Given records =>
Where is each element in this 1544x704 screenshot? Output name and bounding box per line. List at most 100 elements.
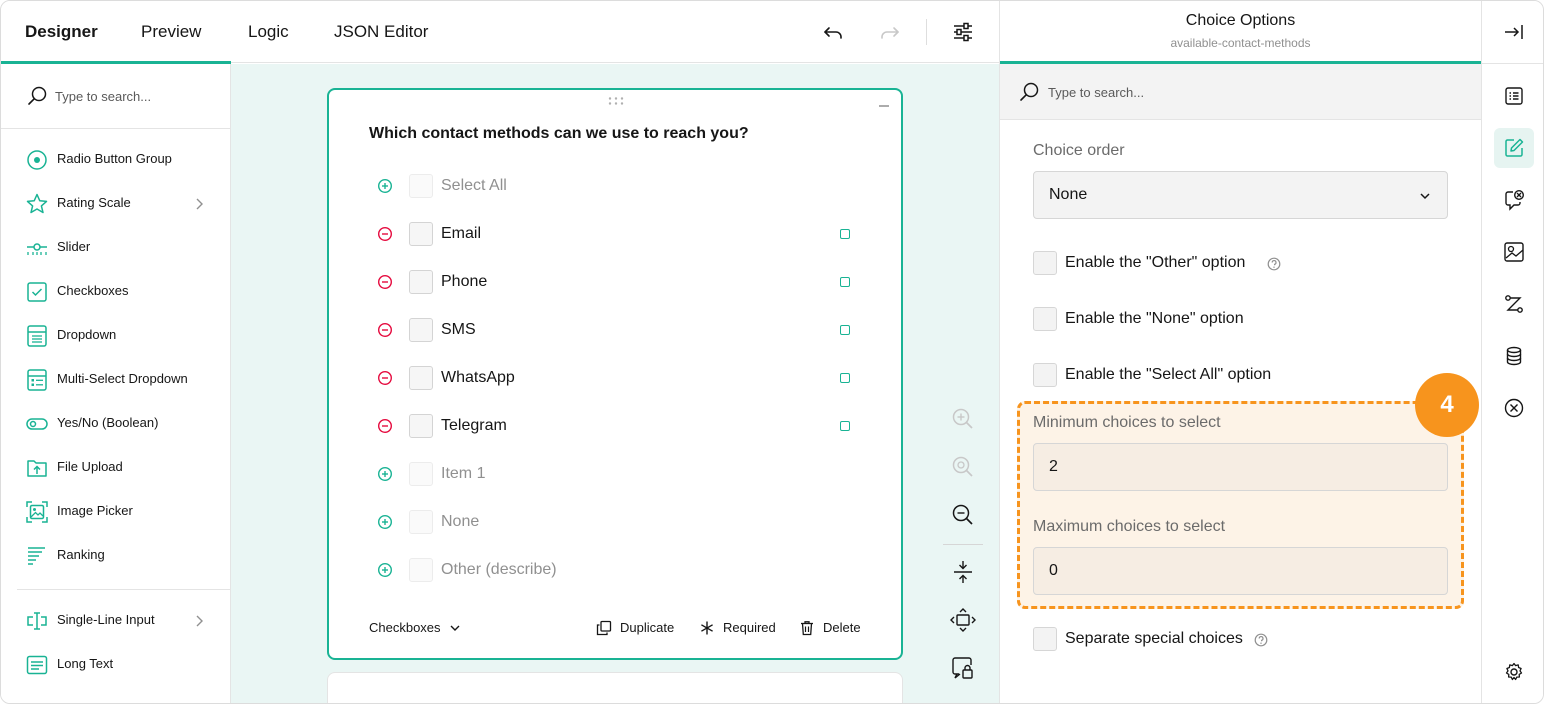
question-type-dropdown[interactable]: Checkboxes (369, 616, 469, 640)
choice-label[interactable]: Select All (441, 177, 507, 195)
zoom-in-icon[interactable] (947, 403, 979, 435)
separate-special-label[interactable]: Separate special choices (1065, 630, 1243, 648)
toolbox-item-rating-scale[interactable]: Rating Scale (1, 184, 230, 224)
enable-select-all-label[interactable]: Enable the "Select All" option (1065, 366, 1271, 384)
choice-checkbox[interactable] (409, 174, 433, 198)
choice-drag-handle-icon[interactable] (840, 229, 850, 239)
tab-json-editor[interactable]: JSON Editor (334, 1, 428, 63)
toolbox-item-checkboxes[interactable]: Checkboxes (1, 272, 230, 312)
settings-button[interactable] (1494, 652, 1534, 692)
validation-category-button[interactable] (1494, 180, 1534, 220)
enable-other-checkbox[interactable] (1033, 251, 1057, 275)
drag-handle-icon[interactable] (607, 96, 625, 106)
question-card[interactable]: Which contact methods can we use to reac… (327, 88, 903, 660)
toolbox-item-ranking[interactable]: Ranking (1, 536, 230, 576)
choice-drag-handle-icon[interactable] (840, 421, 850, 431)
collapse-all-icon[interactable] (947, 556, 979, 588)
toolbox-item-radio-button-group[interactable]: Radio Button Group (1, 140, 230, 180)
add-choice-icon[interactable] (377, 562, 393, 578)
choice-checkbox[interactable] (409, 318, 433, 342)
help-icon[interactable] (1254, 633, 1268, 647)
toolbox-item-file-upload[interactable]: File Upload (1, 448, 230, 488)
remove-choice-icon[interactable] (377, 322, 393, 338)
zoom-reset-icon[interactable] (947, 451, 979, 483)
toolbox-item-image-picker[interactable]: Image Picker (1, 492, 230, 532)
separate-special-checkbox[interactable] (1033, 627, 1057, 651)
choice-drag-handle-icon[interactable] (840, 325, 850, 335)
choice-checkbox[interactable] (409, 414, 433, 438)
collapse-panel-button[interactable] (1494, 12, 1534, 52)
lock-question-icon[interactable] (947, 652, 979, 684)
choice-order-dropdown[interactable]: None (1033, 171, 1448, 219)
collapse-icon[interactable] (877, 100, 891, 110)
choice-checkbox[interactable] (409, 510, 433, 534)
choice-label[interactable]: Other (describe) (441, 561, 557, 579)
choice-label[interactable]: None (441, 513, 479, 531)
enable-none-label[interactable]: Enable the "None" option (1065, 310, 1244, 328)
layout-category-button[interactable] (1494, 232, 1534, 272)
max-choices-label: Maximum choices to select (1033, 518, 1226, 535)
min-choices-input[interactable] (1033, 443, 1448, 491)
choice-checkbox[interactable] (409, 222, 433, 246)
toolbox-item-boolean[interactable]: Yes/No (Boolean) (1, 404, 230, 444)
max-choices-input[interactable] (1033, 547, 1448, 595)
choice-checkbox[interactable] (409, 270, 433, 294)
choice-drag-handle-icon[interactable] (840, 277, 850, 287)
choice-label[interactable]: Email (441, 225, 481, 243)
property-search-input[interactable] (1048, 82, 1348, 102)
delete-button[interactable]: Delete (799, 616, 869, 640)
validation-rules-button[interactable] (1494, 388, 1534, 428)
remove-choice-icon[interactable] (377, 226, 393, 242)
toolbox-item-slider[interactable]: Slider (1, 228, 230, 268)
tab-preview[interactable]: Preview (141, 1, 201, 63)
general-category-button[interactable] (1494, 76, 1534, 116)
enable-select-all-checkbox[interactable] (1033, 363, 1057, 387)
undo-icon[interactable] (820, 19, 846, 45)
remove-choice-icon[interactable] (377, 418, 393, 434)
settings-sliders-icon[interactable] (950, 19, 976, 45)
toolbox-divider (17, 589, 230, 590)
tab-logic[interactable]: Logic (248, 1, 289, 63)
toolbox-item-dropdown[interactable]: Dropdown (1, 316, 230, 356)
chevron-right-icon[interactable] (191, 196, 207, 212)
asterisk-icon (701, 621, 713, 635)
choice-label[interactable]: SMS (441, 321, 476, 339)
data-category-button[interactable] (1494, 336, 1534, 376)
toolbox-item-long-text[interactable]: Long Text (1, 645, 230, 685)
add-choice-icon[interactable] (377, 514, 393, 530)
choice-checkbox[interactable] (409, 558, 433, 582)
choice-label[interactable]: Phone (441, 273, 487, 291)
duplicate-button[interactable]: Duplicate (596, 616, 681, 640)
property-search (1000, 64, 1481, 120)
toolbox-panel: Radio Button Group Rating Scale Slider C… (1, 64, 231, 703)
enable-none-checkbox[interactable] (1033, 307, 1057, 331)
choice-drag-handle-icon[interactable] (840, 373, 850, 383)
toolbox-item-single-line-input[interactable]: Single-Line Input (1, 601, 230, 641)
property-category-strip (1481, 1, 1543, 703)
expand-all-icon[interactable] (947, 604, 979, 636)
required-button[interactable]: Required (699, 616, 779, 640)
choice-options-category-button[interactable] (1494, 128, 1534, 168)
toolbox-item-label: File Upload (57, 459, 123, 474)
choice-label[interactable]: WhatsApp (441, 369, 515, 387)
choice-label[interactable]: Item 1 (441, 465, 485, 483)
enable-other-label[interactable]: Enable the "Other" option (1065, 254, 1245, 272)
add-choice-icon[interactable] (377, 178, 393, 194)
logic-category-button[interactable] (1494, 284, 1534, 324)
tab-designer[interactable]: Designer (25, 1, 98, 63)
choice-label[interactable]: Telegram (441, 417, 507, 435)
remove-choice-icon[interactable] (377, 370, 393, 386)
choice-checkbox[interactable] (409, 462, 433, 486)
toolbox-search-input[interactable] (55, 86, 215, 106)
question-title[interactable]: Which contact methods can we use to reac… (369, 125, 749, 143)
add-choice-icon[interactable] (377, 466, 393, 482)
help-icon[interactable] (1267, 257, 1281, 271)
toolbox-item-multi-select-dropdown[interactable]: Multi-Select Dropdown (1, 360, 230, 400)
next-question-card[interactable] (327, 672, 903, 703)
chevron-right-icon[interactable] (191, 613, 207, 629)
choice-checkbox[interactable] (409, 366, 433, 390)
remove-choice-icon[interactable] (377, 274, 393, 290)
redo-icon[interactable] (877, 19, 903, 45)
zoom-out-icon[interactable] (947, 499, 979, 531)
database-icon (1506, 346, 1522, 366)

Exercise description =>
Reproduce the lines exactly as they appear, beginning at the line that contains "616, 469, 640)" and stopping after the line that contains "choice-checkbox[interactable] (409, 414, 433, 438)".

The output =>
question-type-dropdown[interactable]: Checkboxes (369, 616, 469, 640)
choice-label[interactable]: Select All (441, 177, 507, 195)
zoom-in-icon[interactable] (947, 403, 979, 435)
separate-special-label[interactable]: Separate special choices (1065, 630, 1243, 648)
toolbox-item-rating-scale[interactable]: Rating Scale (1, 184, 230, 224)
enable-select-all-label[interactable]: Enable the "Select All" option (1065, 366, 1271, 384)
choice-checkbox[interactable] (409, 174, 433, 198)
choice-drag-handle-icon[interactable] (840, 229, 850, 239)
tab-json-editor[interactable]: JSON Editor (334, 1, 428, 63)
toolbox-item-checkboxes[interactable]: Checkboxes (1, 272, 230, 312)
settings-button[interactable] (1494, 652, 1534, 692)
validation-category-button[interactable] (1494, 180, 1534, 220)
enable-other-checkbox[interactable] (1033, 251, 1057, 275)
drag-handle-icon[interactable] (607, 96, 625, 106)
question-card[interactable]: Which contact methods can we use to reac… (327, 88, 903, 660)
toolbox-item-ranking[interactable]: Ranking (1, 536, 230, 576)
choice-drag-handle-icon[interactable] (840, 421, 850, 431)
collapse-all-icon[interactable] (947, 556, 979, 588)
toolbox-item-radio-button-group[interactable]: Radio Button Group (1, 140, 230, 180)
add-choice-icon[interactable] (377, 562, 393, 578)
choice-checkbox[interactable] (409, 318, 433, 342)
help-icon[interactable] (1254, 633, 1268, 647)
toolbox-item-file-upload[interactable]: File Upload (1, 448, 230, 488)
remove-choice-icon[interactable] (377, 322, 393, 338)
zoom-reset-icon[interactable] (947, 451, 979, 483)
toolbox-item-image-picker[interactable]: Image Picker (1, 492, 230, 532)
separate-special-checkbox[interactable] (1033, 627, 1057, 651)
choice-drag-handle-icon[interactable] (840, 325, 850, 335)
choice-checkbox[interactable] (409, 414, 433, 438)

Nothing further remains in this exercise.